Exercise prompt:
Of the lines in this material, how many contain "JSON"? Answer with a single number only.

Material:

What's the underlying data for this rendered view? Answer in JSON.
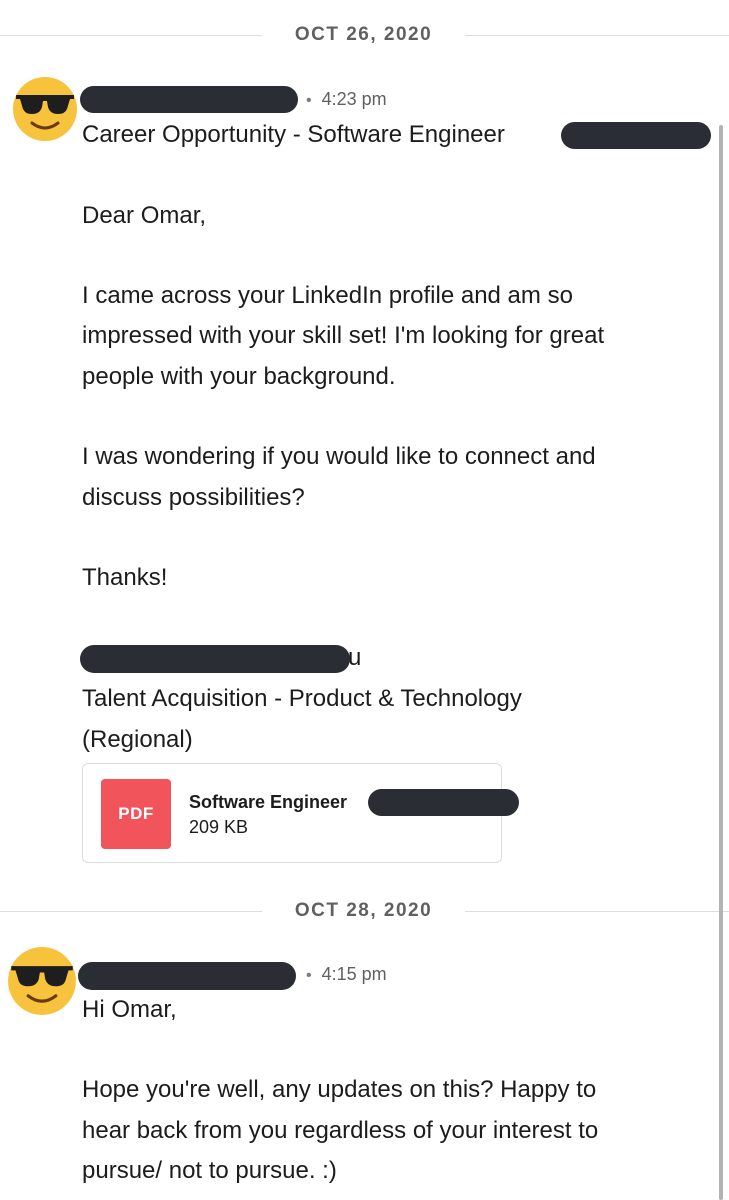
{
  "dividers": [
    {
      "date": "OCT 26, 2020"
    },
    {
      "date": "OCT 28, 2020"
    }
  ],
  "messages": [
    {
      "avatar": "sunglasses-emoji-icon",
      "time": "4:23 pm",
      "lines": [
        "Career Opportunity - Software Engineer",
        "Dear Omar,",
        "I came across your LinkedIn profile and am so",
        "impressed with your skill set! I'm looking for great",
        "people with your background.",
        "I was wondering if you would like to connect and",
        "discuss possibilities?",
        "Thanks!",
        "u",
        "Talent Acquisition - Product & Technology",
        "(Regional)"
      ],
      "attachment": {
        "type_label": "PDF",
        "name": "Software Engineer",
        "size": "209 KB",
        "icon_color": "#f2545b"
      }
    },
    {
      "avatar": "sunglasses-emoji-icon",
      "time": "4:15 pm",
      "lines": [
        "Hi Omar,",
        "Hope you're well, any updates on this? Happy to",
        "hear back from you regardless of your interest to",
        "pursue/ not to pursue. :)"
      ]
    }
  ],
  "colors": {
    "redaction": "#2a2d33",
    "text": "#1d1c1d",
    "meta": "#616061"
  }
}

* * *

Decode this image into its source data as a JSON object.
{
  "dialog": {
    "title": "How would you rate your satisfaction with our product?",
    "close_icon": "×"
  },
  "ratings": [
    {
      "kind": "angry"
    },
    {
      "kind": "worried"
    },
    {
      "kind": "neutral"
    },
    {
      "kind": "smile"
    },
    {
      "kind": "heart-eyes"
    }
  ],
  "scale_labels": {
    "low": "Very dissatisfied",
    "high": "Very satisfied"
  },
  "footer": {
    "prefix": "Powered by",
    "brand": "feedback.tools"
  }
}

Worked solution:
2